▶ _SET TASK_:
Please duplicate the lines from the one containing "586, 813, 659]" up to and including the one containing "412, 451, 437]", and give only those lines.
-- START OF INPUT FOR THIS TASK --
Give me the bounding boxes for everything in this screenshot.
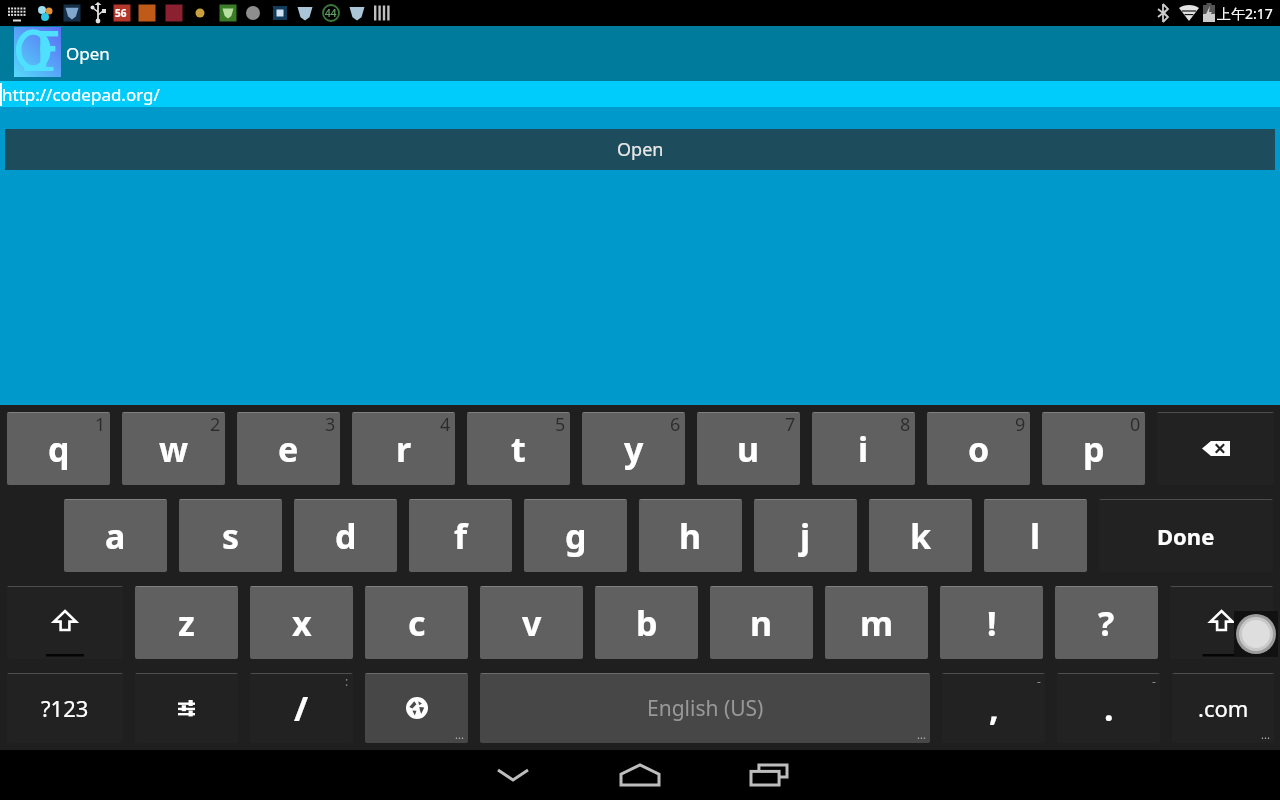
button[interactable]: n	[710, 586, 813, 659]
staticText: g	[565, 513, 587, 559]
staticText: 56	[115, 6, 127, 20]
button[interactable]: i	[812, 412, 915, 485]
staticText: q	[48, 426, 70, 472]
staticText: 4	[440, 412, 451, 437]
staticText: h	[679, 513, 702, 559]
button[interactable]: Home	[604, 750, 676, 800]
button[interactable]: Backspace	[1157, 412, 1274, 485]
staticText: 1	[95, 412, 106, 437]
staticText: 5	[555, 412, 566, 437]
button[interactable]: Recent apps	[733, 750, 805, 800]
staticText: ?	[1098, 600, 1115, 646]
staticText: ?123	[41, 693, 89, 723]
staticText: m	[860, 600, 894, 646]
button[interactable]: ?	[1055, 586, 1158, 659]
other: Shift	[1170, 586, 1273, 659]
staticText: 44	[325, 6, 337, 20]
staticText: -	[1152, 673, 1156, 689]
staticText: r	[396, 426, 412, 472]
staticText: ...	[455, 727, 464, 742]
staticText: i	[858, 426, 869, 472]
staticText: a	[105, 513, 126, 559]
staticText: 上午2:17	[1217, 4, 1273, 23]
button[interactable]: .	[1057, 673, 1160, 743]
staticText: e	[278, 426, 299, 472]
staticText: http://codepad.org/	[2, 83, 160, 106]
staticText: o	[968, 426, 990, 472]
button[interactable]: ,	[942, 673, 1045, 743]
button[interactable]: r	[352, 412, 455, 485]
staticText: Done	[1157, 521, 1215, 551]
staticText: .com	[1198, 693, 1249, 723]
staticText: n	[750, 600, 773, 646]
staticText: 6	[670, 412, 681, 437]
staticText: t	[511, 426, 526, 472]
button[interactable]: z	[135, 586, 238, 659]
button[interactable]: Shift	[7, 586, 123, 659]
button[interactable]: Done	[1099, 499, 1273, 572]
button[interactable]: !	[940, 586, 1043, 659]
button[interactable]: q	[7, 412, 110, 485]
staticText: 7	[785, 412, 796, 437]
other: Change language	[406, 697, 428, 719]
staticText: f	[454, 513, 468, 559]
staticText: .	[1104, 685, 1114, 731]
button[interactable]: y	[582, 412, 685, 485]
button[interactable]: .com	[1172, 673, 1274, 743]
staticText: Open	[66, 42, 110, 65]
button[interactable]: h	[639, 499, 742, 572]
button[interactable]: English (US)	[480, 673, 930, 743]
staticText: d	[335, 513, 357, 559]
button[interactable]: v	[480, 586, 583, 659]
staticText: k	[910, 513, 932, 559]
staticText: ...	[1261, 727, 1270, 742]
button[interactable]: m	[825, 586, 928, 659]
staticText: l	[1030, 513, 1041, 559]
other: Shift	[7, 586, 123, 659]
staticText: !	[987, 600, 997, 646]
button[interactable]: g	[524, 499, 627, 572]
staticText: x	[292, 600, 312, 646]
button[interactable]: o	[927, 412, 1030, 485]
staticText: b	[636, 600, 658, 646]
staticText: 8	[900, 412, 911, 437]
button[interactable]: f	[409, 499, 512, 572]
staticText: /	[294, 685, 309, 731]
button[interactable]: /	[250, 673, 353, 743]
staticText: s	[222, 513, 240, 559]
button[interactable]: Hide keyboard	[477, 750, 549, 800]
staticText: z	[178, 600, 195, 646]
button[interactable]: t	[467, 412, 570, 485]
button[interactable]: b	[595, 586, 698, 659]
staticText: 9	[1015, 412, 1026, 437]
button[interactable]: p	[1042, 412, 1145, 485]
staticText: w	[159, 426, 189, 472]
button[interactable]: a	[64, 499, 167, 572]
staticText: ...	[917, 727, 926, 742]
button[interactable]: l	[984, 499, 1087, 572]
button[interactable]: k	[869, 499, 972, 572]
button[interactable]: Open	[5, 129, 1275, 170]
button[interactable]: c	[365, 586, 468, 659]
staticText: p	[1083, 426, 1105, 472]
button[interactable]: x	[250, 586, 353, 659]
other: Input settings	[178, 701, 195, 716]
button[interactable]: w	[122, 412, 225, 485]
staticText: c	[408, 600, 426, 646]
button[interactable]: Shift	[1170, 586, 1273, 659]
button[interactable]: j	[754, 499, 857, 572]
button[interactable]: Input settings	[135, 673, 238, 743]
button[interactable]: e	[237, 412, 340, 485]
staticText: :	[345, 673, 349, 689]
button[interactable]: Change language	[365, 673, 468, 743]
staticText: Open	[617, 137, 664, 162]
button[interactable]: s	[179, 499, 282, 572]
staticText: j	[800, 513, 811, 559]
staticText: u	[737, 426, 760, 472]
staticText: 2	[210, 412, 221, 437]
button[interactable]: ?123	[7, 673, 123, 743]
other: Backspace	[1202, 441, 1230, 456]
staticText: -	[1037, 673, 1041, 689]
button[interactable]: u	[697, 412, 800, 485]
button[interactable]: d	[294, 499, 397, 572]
-- END OF INPUT FOR THIS TASK --
-- START OF INPUT FOR THIS TASK --
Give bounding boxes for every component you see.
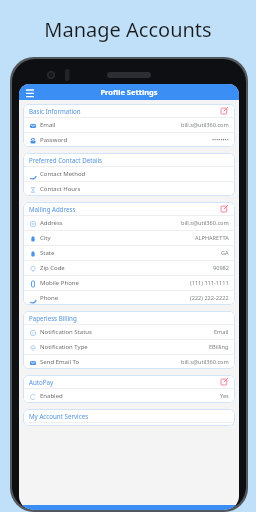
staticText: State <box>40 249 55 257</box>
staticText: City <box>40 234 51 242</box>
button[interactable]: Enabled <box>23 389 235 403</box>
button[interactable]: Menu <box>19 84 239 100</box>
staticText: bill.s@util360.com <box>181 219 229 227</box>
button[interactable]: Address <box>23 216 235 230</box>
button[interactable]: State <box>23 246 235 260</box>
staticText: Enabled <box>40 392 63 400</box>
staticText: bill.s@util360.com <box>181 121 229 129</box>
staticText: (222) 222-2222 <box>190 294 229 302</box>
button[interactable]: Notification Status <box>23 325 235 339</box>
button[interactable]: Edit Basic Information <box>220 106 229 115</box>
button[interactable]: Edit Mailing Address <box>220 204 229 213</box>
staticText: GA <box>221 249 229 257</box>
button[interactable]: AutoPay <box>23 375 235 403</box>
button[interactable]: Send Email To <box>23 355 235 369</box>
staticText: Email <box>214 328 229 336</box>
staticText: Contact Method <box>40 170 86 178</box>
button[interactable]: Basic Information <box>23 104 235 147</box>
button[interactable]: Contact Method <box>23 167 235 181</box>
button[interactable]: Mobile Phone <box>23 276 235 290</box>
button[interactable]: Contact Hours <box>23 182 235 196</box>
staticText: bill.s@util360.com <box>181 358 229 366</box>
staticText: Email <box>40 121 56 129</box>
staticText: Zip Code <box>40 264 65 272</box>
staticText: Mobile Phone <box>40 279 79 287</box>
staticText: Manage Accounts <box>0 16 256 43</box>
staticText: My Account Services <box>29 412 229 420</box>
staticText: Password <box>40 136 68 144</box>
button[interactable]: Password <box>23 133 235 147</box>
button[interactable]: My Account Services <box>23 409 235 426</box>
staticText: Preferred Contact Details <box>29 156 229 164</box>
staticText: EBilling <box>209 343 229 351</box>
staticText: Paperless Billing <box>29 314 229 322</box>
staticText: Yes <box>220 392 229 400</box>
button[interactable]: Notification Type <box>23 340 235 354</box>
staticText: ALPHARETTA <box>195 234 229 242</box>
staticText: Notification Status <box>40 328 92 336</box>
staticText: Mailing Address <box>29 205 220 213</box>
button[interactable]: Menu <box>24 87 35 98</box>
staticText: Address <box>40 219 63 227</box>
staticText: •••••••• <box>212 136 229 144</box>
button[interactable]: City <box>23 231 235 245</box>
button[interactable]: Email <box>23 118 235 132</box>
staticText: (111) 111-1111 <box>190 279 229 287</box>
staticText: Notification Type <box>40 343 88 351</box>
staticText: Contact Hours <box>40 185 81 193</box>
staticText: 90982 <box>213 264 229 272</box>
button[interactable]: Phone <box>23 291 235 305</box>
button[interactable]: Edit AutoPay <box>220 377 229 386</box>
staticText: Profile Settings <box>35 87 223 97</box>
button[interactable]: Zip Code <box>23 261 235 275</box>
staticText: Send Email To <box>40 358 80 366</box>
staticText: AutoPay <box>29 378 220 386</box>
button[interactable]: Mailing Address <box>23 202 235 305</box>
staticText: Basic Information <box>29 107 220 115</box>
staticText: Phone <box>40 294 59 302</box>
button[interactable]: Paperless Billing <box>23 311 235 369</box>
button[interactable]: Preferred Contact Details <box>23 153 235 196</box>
-- END OF INPUT FOR THIS TASK --
▶ _SOLUTION_:
button[interactable]: n	[710, 586, 813, 659]
staticText: g	[565, 513, 587, 559]
staticText: 56	[115, 6, 127, 20]
button[interactable]: i	[812, 412, 915, 485]
staticText: q	[48, 426, 70, 472]
staticText: 4	[440, 412, 451, 437]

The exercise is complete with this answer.